**TEXTABSCHNITT:**
-- -- --

VfGH vom 28.02.1986, B683/83
Sammlungsnummer
10758
Leitsatz
AußenhandelsG 1968; hinlängliche Bestimmtheit der Befristungsregelung in § 9 Abs 2 iVm. Abs 1; vom Antrag erheblich abweichende Befristung der Ausfuhrbewilligung gemäß § 9 ohne Begründung - Willkür; Verletzung im Gleichheitsrecht
Spruch
Die bf. Partei ist durch die angefochtenen Bescheide im verfassungsgesetzlich gewährleisteten Recht auf Gleichheit aller Staatsbürger vor dem Gesetz verletzt worden.
Die Bescheide werden aufgehoben.
Begründung
Entscheidungsgründe:
I. Die bf. Gesellschaft begehrte vom Bundesminister für Land- und Forstwirtschaft unter Verwendung des gemäß § 9 Abs 1 des AußenhandelsG 1968, BGBl. 314, (in der für den Beschwerdefall maßgebenden Fassung der Nov. BGBl. 401/1974; im folgenden: AußenhandelsG 1968) vorgeschriebenen Antragsformulars drei Bewilligungen zur Ausfuhr von je 200000 Stück lebender Suppenhühner und gab unter "Liefertermin" jeweils den Zeitraum September bis Dezember 1983 an. Der Bundesminister erteilte mit drei durch Stampiglienabdrucke ohne Begründung ausgefertigten Bescheiden vom die Ausfuhrbewilligungen und befristete deren Gültigkeit mit .
Gegen diese Bescheide richtet sich die vorliegende Beschwerde, in welcher die bf. Partei die Anwendung einer verfassungswidrigen Gesetzesbestimmung sowie eine Verletzung des Gleichheitsrechtes behauptet und die Bescheidaufhebung begehrt.

-- -- --

**Datenzeilen:**
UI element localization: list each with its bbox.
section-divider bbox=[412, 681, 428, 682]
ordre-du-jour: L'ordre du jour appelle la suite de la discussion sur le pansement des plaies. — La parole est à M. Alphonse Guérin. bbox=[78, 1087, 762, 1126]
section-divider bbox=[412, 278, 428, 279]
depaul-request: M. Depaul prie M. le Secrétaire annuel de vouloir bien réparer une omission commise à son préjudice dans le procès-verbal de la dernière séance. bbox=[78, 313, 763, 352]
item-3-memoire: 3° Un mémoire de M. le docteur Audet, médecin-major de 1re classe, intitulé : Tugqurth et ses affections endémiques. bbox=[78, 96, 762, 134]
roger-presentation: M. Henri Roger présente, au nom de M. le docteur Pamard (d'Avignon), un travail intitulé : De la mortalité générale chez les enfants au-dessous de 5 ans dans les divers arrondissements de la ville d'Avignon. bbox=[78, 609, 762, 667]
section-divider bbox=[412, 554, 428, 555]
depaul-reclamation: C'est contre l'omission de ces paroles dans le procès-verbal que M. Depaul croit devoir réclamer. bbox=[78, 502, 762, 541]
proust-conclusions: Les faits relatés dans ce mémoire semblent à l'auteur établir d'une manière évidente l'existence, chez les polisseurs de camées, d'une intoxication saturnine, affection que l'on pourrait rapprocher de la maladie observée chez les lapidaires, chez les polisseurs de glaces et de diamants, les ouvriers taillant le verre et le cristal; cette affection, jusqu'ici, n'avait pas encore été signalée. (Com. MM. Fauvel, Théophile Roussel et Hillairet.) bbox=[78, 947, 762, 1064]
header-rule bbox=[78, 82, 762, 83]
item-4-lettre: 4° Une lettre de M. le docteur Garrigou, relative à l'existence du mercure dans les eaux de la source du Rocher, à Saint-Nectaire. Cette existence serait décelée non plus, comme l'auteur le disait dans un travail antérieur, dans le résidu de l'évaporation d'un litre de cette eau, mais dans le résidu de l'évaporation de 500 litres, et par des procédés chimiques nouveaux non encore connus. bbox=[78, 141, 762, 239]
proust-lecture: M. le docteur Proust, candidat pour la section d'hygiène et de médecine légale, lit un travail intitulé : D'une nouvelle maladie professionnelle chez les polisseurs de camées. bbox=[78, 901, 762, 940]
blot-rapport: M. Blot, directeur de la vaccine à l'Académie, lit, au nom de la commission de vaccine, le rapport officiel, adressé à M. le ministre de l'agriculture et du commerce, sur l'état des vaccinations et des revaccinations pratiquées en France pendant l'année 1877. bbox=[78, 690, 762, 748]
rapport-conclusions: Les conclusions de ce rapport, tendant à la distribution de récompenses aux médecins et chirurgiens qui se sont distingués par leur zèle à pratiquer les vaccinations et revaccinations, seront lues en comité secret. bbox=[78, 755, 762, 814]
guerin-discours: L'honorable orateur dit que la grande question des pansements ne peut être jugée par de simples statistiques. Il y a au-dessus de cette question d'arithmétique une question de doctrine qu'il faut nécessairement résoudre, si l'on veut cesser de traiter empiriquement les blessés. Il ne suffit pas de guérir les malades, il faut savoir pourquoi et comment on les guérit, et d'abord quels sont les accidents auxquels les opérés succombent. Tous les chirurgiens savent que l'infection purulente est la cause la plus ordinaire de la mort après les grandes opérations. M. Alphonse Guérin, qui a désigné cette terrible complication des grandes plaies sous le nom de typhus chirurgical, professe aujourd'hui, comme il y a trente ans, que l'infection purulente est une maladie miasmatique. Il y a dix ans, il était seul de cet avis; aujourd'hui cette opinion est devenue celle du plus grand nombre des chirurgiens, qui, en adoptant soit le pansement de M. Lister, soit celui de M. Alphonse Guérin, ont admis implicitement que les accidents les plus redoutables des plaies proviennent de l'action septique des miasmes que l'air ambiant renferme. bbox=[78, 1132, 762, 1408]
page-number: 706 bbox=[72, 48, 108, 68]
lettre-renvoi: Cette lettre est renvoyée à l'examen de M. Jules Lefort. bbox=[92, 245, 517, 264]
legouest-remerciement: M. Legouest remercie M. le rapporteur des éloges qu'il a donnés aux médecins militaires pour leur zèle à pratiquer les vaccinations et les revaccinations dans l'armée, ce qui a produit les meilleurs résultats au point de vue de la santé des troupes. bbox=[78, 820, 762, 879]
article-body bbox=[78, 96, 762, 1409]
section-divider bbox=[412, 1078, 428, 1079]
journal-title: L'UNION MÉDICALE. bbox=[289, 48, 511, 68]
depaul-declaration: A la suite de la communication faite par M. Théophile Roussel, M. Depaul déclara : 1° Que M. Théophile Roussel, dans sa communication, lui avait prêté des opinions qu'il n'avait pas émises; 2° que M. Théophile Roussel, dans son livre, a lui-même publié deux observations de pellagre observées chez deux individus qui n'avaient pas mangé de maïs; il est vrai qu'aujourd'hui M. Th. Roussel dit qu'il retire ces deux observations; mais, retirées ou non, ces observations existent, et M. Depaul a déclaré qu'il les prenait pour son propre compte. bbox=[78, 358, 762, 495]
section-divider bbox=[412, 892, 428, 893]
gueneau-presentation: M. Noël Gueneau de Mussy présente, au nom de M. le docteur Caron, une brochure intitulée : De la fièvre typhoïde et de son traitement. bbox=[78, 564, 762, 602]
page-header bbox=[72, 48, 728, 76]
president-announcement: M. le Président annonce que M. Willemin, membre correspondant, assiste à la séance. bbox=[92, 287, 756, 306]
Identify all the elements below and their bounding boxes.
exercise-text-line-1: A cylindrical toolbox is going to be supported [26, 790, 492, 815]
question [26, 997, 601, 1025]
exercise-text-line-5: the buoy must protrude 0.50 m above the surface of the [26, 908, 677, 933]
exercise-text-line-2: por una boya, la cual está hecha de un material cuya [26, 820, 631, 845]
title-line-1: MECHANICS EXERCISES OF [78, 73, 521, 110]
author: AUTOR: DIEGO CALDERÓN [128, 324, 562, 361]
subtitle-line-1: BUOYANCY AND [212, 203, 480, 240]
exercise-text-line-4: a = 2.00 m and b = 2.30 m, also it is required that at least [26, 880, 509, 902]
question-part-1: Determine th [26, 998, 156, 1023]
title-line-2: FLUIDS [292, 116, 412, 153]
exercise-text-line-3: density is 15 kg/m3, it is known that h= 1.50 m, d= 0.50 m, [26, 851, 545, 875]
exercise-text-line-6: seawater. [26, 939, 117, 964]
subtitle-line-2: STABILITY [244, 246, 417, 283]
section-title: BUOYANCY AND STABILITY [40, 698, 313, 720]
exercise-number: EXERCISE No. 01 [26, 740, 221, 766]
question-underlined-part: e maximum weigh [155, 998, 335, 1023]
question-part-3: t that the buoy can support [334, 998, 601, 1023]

-- -- --

**ARBEITSAUFTRÄGE:**
#1 Gib aus dem Text zur Ausfuhrbewilligung den Abschnitt wörtlich wieder, der mit den Worten "VfGH vom 28.02.1986, B683/83" beginnt und nach den Worten "Gesetz verletzt worden." endet.
#2 Schreib den Text zur Ausfuhrbewilligung im Anschluss an seinen letzten Satz weiter.

**ANTWORTEN JE AUFGABE:**
#1
VfGH vom 28.02.1986, B683/83
Sammlungsnummer
10758
Leitsatz
AußenhandelsG 1968; hinlängliche Bestimmtheit der Befristungsregelung in § 9 Abs 2 iVm. Abs 1; vom Antrag erheblich abweichende Befristung der Ausfuhrbewilligung gemäß § 9 ohne Begründung - Willkür; Verletzung im Gleichheitsrecht
Spruch
Die bf. Partei ist durch die angefochtenen Bescheide im verfassungsgesetzlich gewährleisteten Recht auf Gleichheit aller Staatsbürger vor dem Gesetz verletzt worden.

#2
II. Der VfGH hat über die Beschwerde erwogen:
1. Die bf. Gesellschaft behauptet einerseits, daß der von der bel. Beh. bei der Befristung der erteilten Bewilligung herangezogene erste Satz des Abs 2 im § 9 AußenhandelsG 1968 verfassungswidrig sei. Sie bringt dazu - sinngemäß auf das Wesentliche zusammengefaßt - vor, daß die Regelung gegen das Prinzip der zureichenden Vorausbestimmung des Verwaltungshandelns durch das Gesetz verstoße, weil Grundsätze für die Befristung nicht festgelegt seien; solche seien auch iZm. dem die Bewilligungsvoraussetzungen enthaltenden § 8 nicht erkennbar.
Der VfGH teilt dieses Bedenken jedoch nicht.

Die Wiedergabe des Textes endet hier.